* [GIVEN PROBLEM] Comb through the entries for "coffee" and pull out each line that holds it.

Dataset items:
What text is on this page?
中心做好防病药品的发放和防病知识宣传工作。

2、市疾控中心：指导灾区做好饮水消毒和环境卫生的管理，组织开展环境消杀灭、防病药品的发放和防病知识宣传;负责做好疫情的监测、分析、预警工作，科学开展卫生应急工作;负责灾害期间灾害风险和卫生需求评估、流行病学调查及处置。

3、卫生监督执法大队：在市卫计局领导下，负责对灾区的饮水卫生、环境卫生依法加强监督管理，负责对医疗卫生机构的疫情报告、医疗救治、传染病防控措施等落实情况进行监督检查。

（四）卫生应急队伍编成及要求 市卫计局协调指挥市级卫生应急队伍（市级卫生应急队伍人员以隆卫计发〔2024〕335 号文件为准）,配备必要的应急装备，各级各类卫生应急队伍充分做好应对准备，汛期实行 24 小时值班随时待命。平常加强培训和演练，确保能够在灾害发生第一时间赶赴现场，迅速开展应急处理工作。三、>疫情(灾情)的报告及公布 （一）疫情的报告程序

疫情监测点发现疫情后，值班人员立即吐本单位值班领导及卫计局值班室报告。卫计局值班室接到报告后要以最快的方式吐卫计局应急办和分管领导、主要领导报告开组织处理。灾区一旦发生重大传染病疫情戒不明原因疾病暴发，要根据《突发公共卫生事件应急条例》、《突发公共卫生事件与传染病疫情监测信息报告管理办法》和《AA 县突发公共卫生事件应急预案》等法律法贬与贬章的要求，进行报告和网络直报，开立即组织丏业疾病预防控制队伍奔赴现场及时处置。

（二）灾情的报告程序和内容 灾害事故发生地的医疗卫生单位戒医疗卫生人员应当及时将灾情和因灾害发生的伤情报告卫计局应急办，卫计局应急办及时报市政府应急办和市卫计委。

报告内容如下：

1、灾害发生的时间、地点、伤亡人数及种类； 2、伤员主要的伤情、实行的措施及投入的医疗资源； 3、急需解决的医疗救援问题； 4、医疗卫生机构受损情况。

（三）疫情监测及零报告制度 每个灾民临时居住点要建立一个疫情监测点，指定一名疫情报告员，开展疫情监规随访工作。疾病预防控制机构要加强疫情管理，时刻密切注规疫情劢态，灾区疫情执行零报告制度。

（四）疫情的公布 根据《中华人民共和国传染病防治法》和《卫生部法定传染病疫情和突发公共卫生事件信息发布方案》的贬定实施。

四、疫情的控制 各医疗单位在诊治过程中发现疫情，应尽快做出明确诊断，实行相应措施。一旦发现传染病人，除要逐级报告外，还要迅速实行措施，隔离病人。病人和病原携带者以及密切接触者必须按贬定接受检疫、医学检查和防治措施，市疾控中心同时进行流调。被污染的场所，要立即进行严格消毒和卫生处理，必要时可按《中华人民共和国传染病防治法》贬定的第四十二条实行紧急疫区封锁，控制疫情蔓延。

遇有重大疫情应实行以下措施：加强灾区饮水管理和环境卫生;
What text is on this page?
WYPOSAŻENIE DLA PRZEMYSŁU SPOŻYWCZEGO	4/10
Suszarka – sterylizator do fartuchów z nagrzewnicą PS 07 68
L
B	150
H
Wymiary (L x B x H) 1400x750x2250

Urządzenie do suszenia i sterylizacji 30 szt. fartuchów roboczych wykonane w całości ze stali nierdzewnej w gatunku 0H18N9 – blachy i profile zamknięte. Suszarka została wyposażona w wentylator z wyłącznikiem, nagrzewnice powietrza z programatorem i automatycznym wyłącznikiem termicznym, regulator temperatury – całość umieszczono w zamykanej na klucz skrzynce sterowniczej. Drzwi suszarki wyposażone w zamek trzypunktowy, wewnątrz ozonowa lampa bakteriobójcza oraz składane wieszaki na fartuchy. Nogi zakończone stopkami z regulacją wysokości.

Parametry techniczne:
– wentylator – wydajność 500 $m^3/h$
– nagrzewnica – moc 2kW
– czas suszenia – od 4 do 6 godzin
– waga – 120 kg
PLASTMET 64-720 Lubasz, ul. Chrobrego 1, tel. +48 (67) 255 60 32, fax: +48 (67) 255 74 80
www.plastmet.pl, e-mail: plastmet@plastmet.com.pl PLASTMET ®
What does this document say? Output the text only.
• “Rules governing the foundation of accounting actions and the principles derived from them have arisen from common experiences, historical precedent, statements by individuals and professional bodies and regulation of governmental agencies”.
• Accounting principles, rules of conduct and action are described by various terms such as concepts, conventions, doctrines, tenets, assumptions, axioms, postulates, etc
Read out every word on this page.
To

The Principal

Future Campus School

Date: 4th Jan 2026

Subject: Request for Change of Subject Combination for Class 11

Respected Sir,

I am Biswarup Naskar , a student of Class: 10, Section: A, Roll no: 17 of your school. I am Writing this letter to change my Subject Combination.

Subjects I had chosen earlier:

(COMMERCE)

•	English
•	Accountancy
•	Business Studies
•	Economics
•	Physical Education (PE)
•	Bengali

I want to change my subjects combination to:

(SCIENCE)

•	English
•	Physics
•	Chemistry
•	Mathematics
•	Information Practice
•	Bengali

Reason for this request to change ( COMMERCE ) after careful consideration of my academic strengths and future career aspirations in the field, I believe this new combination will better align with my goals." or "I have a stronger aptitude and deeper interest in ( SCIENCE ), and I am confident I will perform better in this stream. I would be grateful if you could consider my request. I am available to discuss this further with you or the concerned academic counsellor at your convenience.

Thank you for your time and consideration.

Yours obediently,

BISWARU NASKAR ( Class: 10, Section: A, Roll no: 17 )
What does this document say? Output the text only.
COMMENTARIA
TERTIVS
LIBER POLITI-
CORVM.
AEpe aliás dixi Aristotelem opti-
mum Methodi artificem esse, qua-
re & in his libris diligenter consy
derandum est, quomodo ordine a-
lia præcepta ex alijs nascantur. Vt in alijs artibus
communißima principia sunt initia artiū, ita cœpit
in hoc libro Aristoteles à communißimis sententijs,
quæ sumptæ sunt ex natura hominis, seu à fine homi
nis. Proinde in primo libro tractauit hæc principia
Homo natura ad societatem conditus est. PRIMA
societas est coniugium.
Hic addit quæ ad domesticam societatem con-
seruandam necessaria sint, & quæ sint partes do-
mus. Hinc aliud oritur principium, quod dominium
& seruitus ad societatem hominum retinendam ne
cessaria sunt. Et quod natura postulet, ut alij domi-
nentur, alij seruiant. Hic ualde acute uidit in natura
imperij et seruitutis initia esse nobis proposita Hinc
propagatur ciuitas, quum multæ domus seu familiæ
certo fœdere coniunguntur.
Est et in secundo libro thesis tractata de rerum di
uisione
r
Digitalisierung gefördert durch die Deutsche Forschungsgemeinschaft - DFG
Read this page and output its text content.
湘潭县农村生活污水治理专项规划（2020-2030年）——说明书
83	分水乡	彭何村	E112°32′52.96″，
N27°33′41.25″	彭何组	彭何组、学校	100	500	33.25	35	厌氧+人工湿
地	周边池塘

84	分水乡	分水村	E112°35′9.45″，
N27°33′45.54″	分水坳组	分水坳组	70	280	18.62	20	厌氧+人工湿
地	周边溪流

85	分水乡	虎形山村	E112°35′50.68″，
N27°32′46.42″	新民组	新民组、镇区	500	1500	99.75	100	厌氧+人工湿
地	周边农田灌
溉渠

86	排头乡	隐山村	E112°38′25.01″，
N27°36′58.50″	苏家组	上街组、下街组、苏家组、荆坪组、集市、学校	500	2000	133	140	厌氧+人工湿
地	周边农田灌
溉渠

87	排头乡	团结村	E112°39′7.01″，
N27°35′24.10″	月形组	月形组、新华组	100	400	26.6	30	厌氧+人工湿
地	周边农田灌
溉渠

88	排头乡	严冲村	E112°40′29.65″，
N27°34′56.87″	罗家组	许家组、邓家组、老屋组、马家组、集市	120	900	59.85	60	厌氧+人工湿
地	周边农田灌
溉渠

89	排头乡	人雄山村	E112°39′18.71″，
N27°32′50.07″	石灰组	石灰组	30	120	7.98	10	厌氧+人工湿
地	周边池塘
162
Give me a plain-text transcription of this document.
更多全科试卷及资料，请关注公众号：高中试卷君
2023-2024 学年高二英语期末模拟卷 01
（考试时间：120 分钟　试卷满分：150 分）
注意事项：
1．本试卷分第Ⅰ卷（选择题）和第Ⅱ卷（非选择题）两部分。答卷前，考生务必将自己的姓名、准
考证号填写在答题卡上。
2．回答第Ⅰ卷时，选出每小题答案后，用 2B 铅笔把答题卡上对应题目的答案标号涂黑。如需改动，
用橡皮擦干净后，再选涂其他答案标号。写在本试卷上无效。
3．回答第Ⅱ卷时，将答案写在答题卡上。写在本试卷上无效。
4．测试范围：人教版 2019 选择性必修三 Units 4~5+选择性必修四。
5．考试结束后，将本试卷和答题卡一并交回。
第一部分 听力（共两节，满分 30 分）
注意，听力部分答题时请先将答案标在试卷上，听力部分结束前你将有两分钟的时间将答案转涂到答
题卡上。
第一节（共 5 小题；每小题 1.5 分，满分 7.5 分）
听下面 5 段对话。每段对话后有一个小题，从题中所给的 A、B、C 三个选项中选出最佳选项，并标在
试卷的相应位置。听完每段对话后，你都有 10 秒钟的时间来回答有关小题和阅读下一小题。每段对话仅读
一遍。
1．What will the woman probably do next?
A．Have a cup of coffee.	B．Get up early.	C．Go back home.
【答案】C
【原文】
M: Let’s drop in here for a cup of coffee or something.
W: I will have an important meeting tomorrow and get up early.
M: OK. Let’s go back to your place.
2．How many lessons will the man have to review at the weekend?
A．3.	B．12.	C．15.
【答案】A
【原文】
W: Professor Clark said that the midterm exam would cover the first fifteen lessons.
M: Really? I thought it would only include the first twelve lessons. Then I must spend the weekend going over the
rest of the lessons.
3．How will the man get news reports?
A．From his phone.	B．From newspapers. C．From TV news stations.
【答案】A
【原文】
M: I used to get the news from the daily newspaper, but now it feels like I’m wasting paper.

* [SOLVED PROBLEM]
A．Have a cup of coffee.	B．Get up early.	C．Go back home.
M: Let’s drop in here for a cup of coffee or something.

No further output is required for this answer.